Begin Given data
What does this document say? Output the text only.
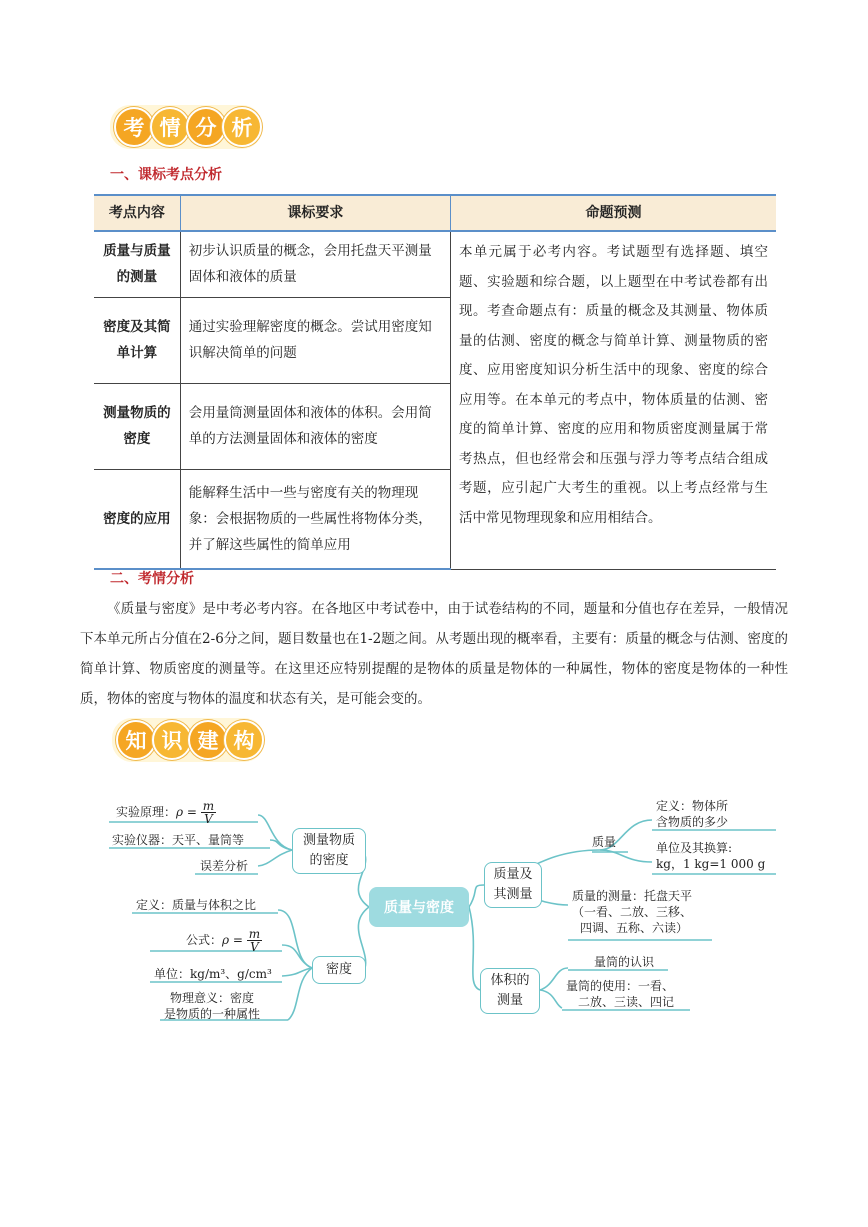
考 情 分 析
一、课标考点分析
考点内容	课标要求	命题预测
质量与质量的测量	初步认识质量的概念，会用托盘天平测量固体和液体的质量	本单元属于必考内容。考试题型有选择题、填空题、实验题和综合题，以上题型在中考试卷都有出现。考查命题点有：质量的概念及其测量、物体质量的估测、密度的概念与简单计算、测量物质的密度、应用密度知识分析生活中的现象、密度的综合应用等。在本单元的考点中，物体质量的估测、密度的简单计算、密度的应用和物质密度测量属于常考热点，但也经常会和压强与浮力等考点结合组成考题，应引起广大考生的重视。以上考点经常与生活中常见物理现象和应用相结合。
密度及其简单计算	通过实验理解密度的概念。尝试用密度知识解决简单的问题	
测量物质的密度	会用量筒测量固体和液体的体积。会用简单的方法测量固体和液体的密度	
密度的应用	能解释生活中一些与密度有关的物理现象：会根据物质的一些属性将物体分类，并了解这些属性的简单应用	
二、考情分析
《质量与密度》是中考必考内容。在各地区中考试卷中，由于试卷结构的不同，题量和分值也存在差异，一般情况下本单元所占分值在2-6分之间，题目数量也在1-2题之间。从考题出现的概率看，主要有：质量的概念与估测、密度的简单计算、物质密度的测量等。在这里还应特别提醒的是物体的质量是物体的一种属性，物体的密度是物体的一种性质，物体的密度与物体的温度和状态有关，是可能会变的。
知 识 建 构
质量与密度
测量物质的密度
实验原理：$\rho = \frac{m}{V}$
实验仪器：天平、量筒等
误差分析
密度
定义：质量与体积之比
公式：$\rho = \frac{m}{V}$
单位：kg/m³、g/cm³
物理意义：密度
是物质的一种属性
质量及其测量
质量
定义：物体所
含物质的多少
单位及其换算:
kg，1 kg=1 000 g
质量的测量：托盘天平
（一看、二放、三移、
四调、五称、六读）
体积的测量
量筒的认识
量筒的使用：一看、
二放、三读、四记
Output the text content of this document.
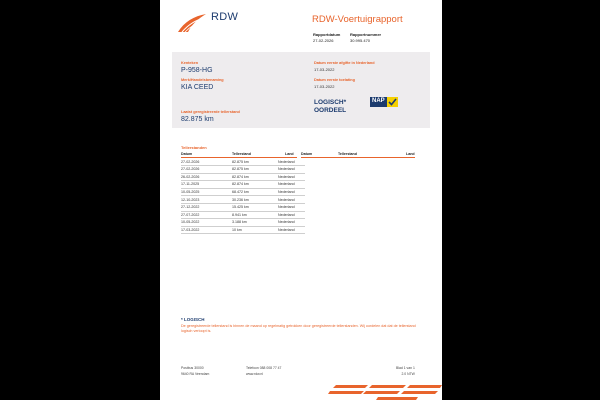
RDW	RDW-Voertuigrapport
Rapportdatum
27-02-2026
Rapportnummer
30.995.470
Kenteken
P-958-HG
Merk/Handelsbenaming
KIA CEED
Laatst geregistreerde tellerstand
82.875 km
Datum eerste afgifte in Nederland
17-03-2022
Datum eerste toelating
17-03-2022
LOGISCH*
OORDEEL
NAP
Tellerstanden
Datum	Tellerstand	Land Datum	Tellerstand	Land
27-02-2026	82.875 km	Nederland
27-02-2026	82.875 km	Nederland
26-02-2026	82.874 km	Nederland
17-11-2025	82.874 km	Nederland
10-05-2025	68.472 km	Nederland
12-10-2023	30.236 km	Nederland
27-12-2022	15.425 km	Nederland
27-07-2022	8.941 km	Nederland
10-05-2022	3.188 km	Nederland
17-03-2022	10 km	Nederland
* LOGISCH
De geregistreerde tellerstand is binnen de maand op regelmatig getrokken door geregistreerde tellerstanden. Wij oordelen dat dat de tellerstand logisch verloopt is.
Postbus 30000
9640 RA Veendam
Telefoon 088 008 77 47
www.rdw.nl
Blad 1 van 1
2.0 NTW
End Given data
- [What to work on]:
Where a line of the records above holds the word "测量物质的密度", copy that line.

- [Response for this exercise]:
质量与质量的测量	初步认识质量的概念，会用托盘天平测量固体和液体的质量	本单元属于必考内容。考试题型有选择题、填空题、实验题和综合题，以上题型在中考试卷都有出现。考查命题点有：质量的概念及其测量、物体质量的估测、密度的概念与简单计算、测量物质的密度、应用密度知识分析生活中的现象、密度的综合应用等。在本单元的考点中，物体质量的估测、密度的简单计算、密度的应用和物质密度测量属于常考热点，但也经常会和压强与浮力等考点结合组成考题，应引起广大考生的重视。以上考点经常与生活中常见物理现象和应用相结合。
测量物质的密度	会用量筒测量固体和液体的体积。会用简单的方法测量固体和液体的密度	
测量物质的密度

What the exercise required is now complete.